What you are asked to do — Copy out the entire blog post below on the two poets' correspondence, word for word.

Monday, January 31, 2005

South Africa to African-America: 2 Poets Correspond (Letter #1)

Monday, 31 January 2005

The following is the first letter from 7 days of correspdence between myself and Vonani Bila, a 32-year old poet/publisher from the Limpopo province of South Africa. He is my cottage-mate for my 3-week residency at the Caversham Centre for Artists & Writers here in South Africa's Kwazulu Natal province, homeland of the Zulus. Though Vonani and I see each other first thing every morning, spend virtually all day together, and see each other last thing at night, we decided it would be interesting to see what sort of dialogue would happen via good old-fashioned letter-writing. Again, here's letter #1:


Vonani,

TODAY, IN THE 8TH DAY of my first trip to South Africa, I sat on a protruding rock by the rushing Lion River, muddy from all of the recent rain. In a moment of reflection, amid the hornets & butterflies and the various wild grasses, beneath the white sun climbing the great blue ladder of summer sky, I scooped my hand into the red soil and held – I mean really held – African dirt for the first time. It was a moment which I have dreamed of all of my life.

Provided information —
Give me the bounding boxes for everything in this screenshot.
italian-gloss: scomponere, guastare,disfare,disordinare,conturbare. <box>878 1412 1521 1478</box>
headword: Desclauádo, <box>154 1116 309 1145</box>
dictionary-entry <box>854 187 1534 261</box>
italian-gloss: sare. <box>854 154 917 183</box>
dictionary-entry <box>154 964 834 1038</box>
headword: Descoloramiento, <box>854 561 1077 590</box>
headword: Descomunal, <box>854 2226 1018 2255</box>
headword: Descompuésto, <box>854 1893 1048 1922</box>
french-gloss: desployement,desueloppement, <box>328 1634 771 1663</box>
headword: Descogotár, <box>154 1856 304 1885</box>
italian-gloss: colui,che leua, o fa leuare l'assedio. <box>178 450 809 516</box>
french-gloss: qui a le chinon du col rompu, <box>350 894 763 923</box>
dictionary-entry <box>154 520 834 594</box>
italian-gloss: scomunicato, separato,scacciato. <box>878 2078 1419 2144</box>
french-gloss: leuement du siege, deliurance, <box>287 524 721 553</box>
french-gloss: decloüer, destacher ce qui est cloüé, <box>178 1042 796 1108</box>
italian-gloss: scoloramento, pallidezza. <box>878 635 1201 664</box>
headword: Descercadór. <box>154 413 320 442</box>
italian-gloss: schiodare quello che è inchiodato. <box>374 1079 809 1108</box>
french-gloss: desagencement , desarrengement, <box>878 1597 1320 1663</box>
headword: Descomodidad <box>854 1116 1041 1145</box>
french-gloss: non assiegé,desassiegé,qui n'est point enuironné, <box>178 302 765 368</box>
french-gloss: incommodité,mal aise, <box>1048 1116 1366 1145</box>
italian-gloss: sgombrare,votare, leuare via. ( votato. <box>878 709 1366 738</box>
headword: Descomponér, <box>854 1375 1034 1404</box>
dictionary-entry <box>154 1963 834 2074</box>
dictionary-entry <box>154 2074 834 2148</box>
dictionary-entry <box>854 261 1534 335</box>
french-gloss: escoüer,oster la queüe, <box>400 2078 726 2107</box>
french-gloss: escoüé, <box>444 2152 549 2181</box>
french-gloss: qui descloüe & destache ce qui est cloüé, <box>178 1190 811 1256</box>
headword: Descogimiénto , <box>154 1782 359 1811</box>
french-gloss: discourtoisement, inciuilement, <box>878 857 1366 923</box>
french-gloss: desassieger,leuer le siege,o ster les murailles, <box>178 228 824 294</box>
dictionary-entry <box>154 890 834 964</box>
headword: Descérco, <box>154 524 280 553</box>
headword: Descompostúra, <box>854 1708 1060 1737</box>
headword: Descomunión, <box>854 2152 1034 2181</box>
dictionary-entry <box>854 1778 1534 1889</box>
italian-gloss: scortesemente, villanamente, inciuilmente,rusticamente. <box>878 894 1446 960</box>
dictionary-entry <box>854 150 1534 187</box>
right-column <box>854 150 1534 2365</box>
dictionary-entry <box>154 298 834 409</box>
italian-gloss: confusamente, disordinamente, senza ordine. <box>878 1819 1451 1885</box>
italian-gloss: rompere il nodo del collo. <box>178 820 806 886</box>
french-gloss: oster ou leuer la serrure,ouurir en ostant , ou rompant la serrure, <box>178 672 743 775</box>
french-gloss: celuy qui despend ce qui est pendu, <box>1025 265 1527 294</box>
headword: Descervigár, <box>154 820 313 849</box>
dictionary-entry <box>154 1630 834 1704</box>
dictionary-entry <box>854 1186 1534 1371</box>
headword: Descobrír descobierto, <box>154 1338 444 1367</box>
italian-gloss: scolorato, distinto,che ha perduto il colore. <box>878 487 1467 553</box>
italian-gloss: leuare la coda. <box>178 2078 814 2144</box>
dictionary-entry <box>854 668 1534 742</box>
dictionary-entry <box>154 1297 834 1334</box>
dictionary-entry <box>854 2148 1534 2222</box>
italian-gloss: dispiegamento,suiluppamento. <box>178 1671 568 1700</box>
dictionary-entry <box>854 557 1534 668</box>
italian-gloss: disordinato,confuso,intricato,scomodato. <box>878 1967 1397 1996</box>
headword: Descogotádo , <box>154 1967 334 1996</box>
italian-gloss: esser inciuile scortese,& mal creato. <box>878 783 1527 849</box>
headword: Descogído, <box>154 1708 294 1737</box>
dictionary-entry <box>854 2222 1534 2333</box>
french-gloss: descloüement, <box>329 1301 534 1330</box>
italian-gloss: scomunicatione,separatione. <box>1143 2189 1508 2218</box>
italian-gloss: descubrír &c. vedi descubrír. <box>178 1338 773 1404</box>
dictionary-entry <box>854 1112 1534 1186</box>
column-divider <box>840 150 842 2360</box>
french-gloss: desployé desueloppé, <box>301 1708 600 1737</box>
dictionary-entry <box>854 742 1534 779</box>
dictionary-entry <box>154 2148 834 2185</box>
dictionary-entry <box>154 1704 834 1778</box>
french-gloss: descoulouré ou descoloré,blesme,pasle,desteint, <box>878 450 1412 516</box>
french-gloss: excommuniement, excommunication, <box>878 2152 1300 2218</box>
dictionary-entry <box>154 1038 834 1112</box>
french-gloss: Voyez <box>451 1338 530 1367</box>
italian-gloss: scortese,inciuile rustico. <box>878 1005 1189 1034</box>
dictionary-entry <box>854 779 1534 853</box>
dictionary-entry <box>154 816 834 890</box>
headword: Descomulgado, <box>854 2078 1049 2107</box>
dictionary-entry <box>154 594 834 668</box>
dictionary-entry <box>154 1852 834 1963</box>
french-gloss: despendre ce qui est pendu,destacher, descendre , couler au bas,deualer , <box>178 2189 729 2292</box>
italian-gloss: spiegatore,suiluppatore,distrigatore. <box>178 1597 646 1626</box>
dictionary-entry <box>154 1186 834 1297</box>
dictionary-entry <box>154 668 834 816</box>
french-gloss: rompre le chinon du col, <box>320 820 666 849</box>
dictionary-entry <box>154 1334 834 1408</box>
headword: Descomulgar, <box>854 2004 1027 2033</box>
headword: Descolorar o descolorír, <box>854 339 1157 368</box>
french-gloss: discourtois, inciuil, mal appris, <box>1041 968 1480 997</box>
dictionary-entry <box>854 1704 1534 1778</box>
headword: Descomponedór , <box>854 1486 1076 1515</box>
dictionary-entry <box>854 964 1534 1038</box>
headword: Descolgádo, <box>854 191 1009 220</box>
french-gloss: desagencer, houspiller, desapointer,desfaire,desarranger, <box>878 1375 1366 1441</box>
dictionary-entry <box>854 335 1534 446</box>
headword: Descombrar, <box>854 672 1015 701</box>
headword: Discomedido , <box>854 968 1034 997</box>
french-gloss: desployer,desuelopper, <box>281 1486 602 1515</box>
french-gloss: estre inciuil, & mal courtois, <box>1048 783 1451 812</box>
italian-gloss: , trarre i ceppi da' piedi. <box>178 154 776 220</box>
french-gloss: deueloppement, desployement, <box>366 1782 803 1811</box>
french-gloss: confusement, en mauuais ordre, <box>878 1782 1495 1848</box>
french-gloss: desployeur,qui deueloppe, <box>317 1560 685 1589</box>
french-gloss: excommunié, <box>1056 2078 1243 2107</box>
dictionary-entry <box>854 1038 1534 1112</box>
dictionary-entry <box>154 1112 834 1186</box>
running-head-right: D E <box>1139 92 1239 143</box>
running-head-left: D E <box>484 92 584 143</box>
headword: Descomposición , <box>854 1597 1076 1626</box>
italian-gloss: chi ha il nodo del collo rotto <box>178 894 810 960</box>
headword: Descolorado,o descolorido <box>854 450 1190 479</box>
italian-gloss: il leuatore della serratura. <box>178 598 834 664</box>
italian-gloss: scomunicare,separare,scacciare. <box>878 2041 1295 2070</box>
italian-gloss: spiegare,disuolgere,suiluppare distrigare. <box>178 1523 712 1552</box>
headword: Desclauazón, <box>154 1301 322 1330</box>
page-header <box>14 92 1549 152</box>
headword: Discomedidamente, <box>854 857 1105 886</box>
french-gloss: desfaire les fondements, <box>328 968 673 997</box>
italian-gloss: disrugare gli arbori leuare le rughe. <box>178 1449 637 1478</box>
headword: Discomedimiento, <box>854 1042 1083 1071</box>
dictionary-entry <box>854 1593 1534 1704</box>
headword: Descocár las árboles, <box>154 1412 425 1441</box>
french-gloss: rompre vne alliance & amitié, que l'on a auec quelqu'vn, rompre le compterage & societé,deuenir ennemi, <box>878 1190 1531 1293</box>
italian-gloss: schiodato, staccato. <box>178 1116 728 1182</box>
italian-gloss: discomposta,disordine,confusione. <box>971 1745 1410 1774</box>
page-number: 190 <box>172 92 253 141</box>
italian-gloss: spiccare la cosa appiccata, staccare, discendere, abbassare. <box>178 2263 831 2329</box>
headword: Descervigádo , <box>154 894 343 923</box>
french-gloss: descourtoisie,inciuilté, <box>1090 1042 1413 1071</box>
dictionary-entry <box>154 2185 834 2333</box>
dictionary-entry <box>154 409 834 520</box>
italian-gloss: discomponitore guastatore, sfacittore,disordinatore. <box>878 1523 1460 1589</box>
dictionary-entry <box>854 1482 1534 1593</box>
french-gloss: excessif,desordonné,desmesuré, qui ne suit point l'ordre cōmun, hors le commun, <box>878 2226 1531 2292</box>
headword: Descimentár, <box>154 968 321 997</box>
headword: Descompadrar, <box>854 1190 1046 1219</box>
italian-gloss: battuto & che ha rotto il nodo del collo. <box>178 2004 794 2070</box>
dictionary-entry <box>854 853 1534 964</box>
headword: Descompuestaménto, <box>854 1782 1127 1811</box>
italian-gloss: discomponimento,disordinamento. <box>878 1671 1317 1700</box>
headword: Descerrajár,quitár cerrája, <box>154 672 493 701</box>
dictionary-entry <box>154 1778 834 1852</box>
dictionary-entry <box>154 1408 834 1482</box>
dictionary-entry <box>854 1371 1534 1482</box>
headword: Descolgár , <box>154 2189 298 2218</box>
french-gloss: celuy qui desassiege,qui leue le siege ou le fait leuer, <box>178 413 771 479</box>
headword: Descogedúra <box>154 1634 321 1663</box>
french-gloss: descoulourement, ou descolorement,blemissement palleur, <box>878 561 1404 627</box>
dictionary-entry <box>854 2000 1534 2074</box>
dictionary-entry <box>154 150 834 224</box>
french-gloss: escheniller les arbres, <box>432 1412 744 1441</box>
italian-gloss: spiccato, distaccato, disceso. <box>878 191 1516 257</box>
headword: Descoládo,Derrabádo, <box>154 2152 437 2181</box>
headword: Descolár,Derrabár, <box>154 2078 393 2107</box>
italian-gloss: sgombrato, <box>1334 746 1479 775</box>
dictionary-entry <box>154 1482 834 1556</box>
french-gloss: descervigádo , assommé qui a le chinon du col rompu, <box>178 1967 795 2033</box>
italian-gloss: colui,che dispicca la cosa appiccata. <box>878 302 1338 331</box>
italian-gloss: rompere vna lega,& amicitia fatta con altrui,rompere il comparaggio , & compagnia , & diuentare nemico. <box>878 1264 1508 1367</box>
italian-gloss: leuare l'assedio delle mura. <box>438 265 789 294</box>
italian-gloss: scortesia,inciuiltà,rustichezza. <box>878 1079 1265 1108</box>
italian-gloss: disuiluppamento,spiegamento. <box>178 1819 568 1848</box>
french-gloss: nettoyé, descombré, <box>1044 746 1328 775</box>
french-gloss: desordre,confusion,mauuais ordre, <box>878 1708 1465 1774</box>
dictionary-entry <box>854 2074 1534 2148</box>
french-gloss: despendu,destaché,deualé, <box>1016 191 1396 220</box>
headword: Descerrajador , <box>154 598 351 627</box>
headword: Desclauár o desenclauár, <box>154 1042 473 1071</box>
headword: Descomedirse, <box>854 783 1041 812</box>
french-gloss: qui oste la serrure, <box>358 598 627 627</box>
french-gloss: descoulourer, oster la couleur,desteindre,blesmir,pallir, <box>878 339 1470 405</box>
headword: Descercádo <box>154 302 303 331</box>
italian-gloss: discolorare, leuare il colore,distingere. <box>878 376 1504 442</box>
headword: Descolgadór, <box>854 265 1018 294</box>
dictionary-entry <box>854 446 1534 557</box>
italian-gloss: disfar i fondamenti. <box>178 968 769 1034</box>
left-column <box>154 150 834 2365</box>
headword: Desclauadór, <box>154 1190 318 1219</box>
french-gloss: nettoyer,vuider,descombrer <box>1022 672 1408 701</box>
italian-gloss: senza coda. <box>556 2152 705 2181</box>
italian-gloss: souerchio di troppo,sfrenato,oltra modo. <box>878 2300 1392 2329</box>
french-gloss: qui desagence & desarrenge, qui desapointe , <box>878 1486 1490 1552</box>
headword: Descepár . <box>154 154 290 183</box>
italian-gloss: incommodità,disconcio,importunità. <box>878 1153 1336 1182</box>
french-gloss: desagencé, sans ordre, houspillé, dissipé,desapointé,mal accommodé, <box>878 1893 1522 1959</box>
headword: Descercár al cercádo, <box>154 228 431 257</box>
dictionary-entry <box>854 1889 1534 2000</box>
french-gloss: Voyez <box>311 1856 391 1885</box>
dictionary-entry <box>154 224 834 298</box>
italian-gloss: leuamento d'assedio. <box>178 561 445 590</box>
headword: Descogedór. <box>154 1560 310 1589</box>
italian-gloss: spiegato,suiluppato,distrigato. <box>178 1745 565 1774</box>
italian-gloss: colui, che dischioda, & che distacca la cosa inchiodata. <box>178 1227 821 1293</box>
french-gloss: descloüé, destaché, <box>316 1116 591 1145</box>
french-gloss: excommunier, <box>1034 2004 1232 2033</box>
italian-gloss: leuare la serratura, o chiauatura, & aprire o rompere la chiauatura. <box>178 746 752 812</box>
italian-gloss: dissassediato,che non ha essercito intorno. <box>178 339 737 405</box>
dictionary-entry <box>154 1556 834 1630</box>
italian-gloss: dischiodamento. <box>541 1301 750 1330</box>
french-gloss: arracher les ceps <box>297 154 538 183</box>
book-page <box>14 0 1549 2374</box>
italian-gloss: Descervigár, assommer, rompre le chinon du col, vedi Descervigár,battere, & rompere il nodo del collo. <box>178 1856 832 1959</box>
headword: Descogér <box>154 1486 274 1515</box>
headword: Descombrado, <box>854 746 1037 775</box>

Task solution —
Monday, January 31, 2005

South Africa to African-America: 2 Poets Correspond (Letter #1)

Monday, 31 January 2005

The following is the first letter from 7 days of correspdence between myself and Vonani Bila, a 32-year old poet/publisher from the Limpopo province of South Africa. He is my cottage-mate for my 3-week residency at the Caversham Centre for Artists & Writers here in South Africa's Kwazulu Natal province, homeland of the Zulus. Though Vonani and I see each other first thing every morning, spend virtually all day together, and see each other last thing at night, we decided it would be interesting to see what sort of dialogue would happen via good old-fashioned letter-writing. Again, here's letter #1:


Vonani,

TODAY, IN THE 8TH DAY of my first trip to South Africa, I sat on a protruding rock by the rushing Lion River, muddy from all of the recent rain. In a moment of reflection, amid the hornets & butterflies and the various wild grasses, beneath the white sun climbing the great blue ladder of summer sky, I scooped my hand into the red soil and held – I mean really held – African dirt for the first time. It was a moment which I have dreamed of all of my life.